[Dataset rows]
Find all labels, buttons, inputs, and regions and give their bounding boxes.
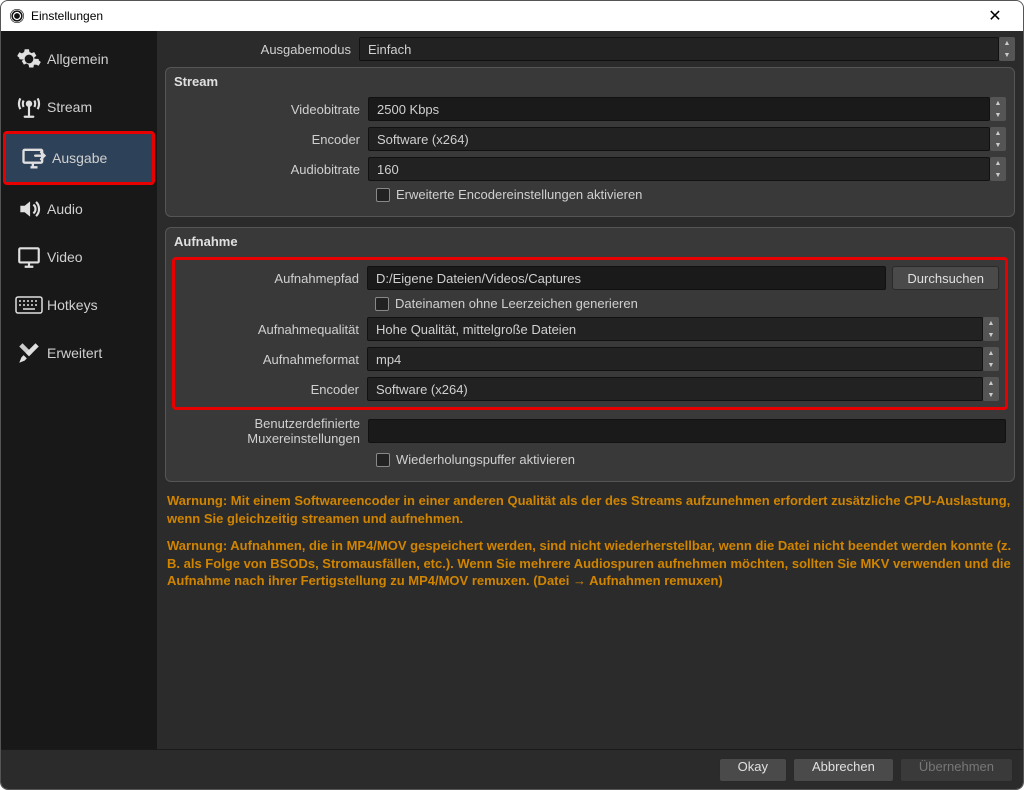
footer: Okay Abbrechen Übernehmen — [1, 749, 1023, 789]
recording-group: Aufnahme Aufnahmepfad D:/Eigene Dateien/… — [165, 227, 1015, 482]
monitor-icon — [11, 244, 47, 270]
highlight-box-recording: Aufnahmepfad D:/Eigene Dateien/Videos/Ca… — [172, 257, 1008, 410]
warning-cpu: Warnung: Mit einem Softwareencoder in ei… — [165, 492, 1015, 527]
sidebar-item-label: Ausgabe — [52, 150, 107, 166]
select-arrows[interactable]: ▲▼ — [990, 127, 1006, 151]
select-arrows[interactable]: ▲▼ — [983, 347, 999, 371]
sidebar-item-label: Allgemein — [47, 51, 108, 67]
keyboard-icon — [11, 295, 47, 315]
stream-group-title: Stream — [174, 74, 1006, 89]
select-arrows[interactable]: ▲▼ — [999, 37, 1015, 61]
speaker-icon — [11, 196, 47, 222]
sidebar-item-video[interactable]: Video — [1, 233, 157, 281]
warning-mp4: Warnung: Aufnahmen, die in MP4/MOV gespe… — [165, 537, 1015, 590]
sidebar-item-stream[interactable]: Stream — [1, 83, 157, 131]
sidebar-item-hotkeys[interactable]: Hotkeys — [1, 281, 157, 329]
advanced-encoder-checkbox[interactable] — [376, 188, 390, 202]
nospace-checkbox-label: Dateinamen ohne Leerzeichen generieren — [395, 296, 638, 311]
recording-quality-label: Aufnahmequalität — [181, 322, 367, 337]
close-button[interactable]: ✕ — [975, 6, 1015, 26]
sidebar-item-label: Hotkeys — [47, 297, 98, 313]
muxer-label: Benutzerdefinierte Muxereinstellungen — [174, 416, 368, 446]
stream-encoder-select[interactable]: Software (x264) — [368, 127, 990, 151]
window-title: Einstellungen — [31, 9, 975, 23]
sidebar-item-audio[interactable]: Audio — [1, 185, 157, 233]
recording-format-select[interactable]: mp4 — [367, 347, 983, 371]
highlight-box-sidebar: Ausgabe — [3, 131, 155, 185]
main-panel: Ausgabemodus Einfach ▲▼ Stream Videobitr… — [157, 31, 1023, 749]
audio-bitrate-select[interactable]: 160 — [368, 157, 990, 181]
recording-group-title: Aufnahme — [174, 234, 1006, 249]
app-icon — [9, 8, 25, 24]
video-bitrate-input[interactable]: 2500 Kbps — [368, 97, 990, 121]
sidebar-item-label: Erweitert — [47, 345, 102, 361]
recording-encoder-select[interactable]: Software (x264) — [367, 377, 983, 401]
select-arrows[interactable]: ▲▼ — [990, 157, 1006, 181]
tools-icon — [11, 340, 47, 366]
sidebar-item-advanced[interactable]: Erweitert — [1, 329, 157, 377]
stream-encoder-label: Encoder — [174, 132, 368, 147]
nospace-checkbox[interactable] — [375, 297, 389, 311]
output-mode-label: Ausgabemodus — [165, 42, 359, 57]
apply-button: Übernehmen — [900, 758, 1013, 782]
stream-group: Stream Videobitrate 2500 Kbps ▲▼ Encoder… — [165, 67, 1015, 217]
audio-bitrate-label: Audiobitrate — [174, 162, 368, 177]
select-arrows[interactable]: ▲▼ — [983, 317, 999, 341]
antenna-icon — [11, 94, 47, 120]
muxer-input[interactable] — [368, 419, 1006, 443]
sidebar-item-label: Audio — [47, 201, 83, 217]
sidebar: Allgemein Stream Ausgabe — [1, 31, 157, 749]
recording-encoder-label: Encoder — [181, 382, 367, 397]
ok-button[interactable]: Okay — [719, 758, 787, 782]
browse-button[interactable]: Durchsuchen — [892, 266, 999, 290]
titlebar: Einstellungen ✕ — [1, 1, 1023, 31]
recording-format-label: Aufnahmeformat — [181, 352, 367, 367]
replay-buffer-checkbox[interactable] — [376, 453, 390, 467]
video-bitrate-label: Videobitrate — [174, 102, 368, 117]
cancel-button[interactable]: Abbrechen — [793, 758, 894, 782]
recording-path-input[interactable]: D:/Eigene Dateien/Videos/Captures — [367, 266, 886, 290]
sidebar-item-label: Stream — [47, 99, 92, 115]
recording-quality-select[interactable]: Hohe Qualität, mittelgroße Dateien — [367, 317, 983, 341]
advanced-encoder-checkbox-label: Erweiterte Encodereinstellungen aktivier… — [396, 187, 642, 202]
recording-path-label: Aufnahmepfad — [181, 271, 367, 286]
output-mode-select[interactable]: Einfach — [359, 37, 999, 61]
replay-buffer-checkbox-label: Wiederholungspuffer aktivieren — [396, 452, 575, 467]
sidebar-item-general[interactable]: Allgemein — [1, 35, 157, 83]
sidebar-item-output[interactable]: Ausgabe — [6, 134, 152, 182]
sidebar-item-label: Video — [47, 249, 83, 265]
gear-icon — [11, 46, 47, 72]
output-icon — [16, 144, 52, 172]
spinner-buttons[interactable]: ▲▼ — [990, 97, 1006, 121]
select-arrows[interactable]: ▲▼ — [983, 377, 999, 401]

## What to work on
Copy all of the lines above word for word, leaving out the pictures.

## Output of the task
Find all labels, buttons, inputs, and regions and give their bounding boxes.
footer: Okay Abbrechen Übernehmen — [1, 749, 1023, 789]
recording-group: Aufnahme Aufnahmepfad D:/Eigene Dateien/… — [165, 227, 1015, 482]
monitor-icon — [11, 244, 47, 270]
highlight-box-recording: Aufnahmepfad D:/Eigene Dateien/Videos/Ca… — [172, 257, 1008, 410]
warning-cpu: Warnung: Mit einem Softwareencoder in ei… — [165, 492, 1015, 527]
sidebar-item-label: Ausgabe — [52, 150, 107, 166]
select-arrows[interactable]: ▲▼ — [990, 127, 1006, 151]
select-arrows[interactable]: ▲▼ — [983, 347, 999, 371]
sidebar-item-label: Allgemein — [47, 51, 108, 67]
keyboard-icon — [11, 295, 47, 315]
stream-group-title: Stream — [174, 74, 1006, 89]
select-arrows[interactable]: ▲▼ — [999, 37, 1015, 61]
speaker-icon — [11, 196, 47, 222]
sidebar-item-video[interactable]: Video — [1, 233, 157, 281]
warning-mp4: Warnung: Aufnahmen, die in MP4/MOV gespe… — [165, 537, 1015, 590]
sidebar-item-stream[interactable]: Stream — [1, 83, 157, 131]
sidebar-item-hotkeys[interactable]: Hotkeys — [1, 281, 157, 329]
advanced-encoder-checkbox[interactable] — [376, 188, 390, 202]
nospace-checkbox-label: Dateinamen ohne Leerzeichen generieren — [395, 296, 638, 311]
recording-quality-label: Aufnahmequalität — [181, 322, 367, 337]
close-button[interactable]: ✕ — [975, 6, 1015, 26]
sidebar-item-label: Hotkeys — [47, 297, 98, 313]
muxer-label: Benutzerdefinierte Muxereinstellungen — [174, 416, 368, 446]
stream-encoder-select[interactable]: Software (x264) — [368, 127, 990, 151]
window-title: Einstellungen — [31, 9, 975, 23]
sidebar-item-audio[interactable]: Audio — [1, 185, 157, 233]
recording-format-select[interactable]: mp4 — [367, 347, 983, 371]
highlight-box-sidebar: Ausgabe — [3, 131, 155, 185]
main-panel: Ausgabemodus Einfach ▲▼ Stream Videobitr… — [157, 31, 1023, 749]
audio-bitrate-select[interactable]: 160 — [368, 157, 990, 181]
recording-group-title: Aufnahme — [174, 234, 1006, 249]
app-icon — [9, 8, 25, 24]
video-bitrate-input[interactable]: 2500 Kbps — [368, 97, 990, 121]
sidebar-item-label: Erweitert — [47, 345, 102, 361]
recording-encoder-select[interactable]: Software (x264) — [367, 377, 983, 401]
select-arrows[interactable]: ▲▼ — [990, 157, 1006, 181]
tools-icon — [11, 340, 47, 366]
sidebar-item-advanced[interactable]: Erweitert — [1, 329, 157, 377]
stream-encoder-label: Encoder — [174, 132, 368, 147]
nospace-checkbox[interactable] — [375, 297, 389, 311]
output-mode-label: Ausgabemodus — [165, 42, 359, 57]
apply-button: Übernehmen — [900, 758, 1013, 782]
stream-group: Stream Videobitrate 2500 Kbps ▲▼ Encoder… — [165, 67, 1015, 217]
audio-bitrate-label: Audiobitrate — [174, 162, 368, 177]
select-arrows[interactable]: ▲▼ — [983, 317, 999, 341]
antenna-icon — [11, 94, 47, 120]
muxer-input[interactable] — [368, 419, 1006, 443]
sidebar-item-label: Audio — [47, 201, 83, 217]
sidebar: Allgemein Stream Ausgabe — [1, 31, 157, 749]
recording-encoder-label: Encoder — [181, 382, 367, 397]
ok-button[interactable]: Okay — [719, 758, 787, 782]
browse-button[interactable]: Durchsuchen — [892, 266, 999, 290]
titlebar: Einstellungen ✕ — [1, 1, 1023, 31]
recording-format-label: Aufnahmeformat — [181, 352, 367, 367]
replay-buffer-checkbox[interactable] — [376, 453, 390, 467]
video-bitrate-label: Videobitrate — [174, 102, 368, 117]
cancel-button[interactable]: Abbrechen — [793, 758, 894, 782]
recording-path-input[interactable]: D:/Eigene Dateien/Videos/Captures — [367, 266, 886, 290]
sidebar-item-label: Stream — [47, 99, 92, 115]
recording-quality-select[interactable]: Hohe Qualität, mittelgroße Dateien — [367, 317, 983, 341]
advanced-encoder-checkbox-label: Erweiterte Encodereinstellungen aktivier… — [396, 187, 642, 202]
recording-path-label: Aufnahmepfad — [181, 271, 367, 286]
output-mode-select[interactable]: Einfach — [359, 37, 999, 61]
replay-buffer-checkbox-label: Wiederholungspuffer aktivieren — [396, 452, 575, 467]
sidebar-item-general[interactable]: Allgemein — [1, 35, 157, 83]
sidebar-item-output[interactable]: Ausgabe — [6, 134, 152, 182]
sidebar-item-label: Video — [47, 249, 83, 265]
gear-icon — [11, 46, 47, 72]
output-icon — [16, 144, 52, 172]
spinner-buttons[interactable]: ▲▼ — [990, 97, 1006, 121]
select-arrows[interactable]: ▲▼ — [983, 377, 999, 401]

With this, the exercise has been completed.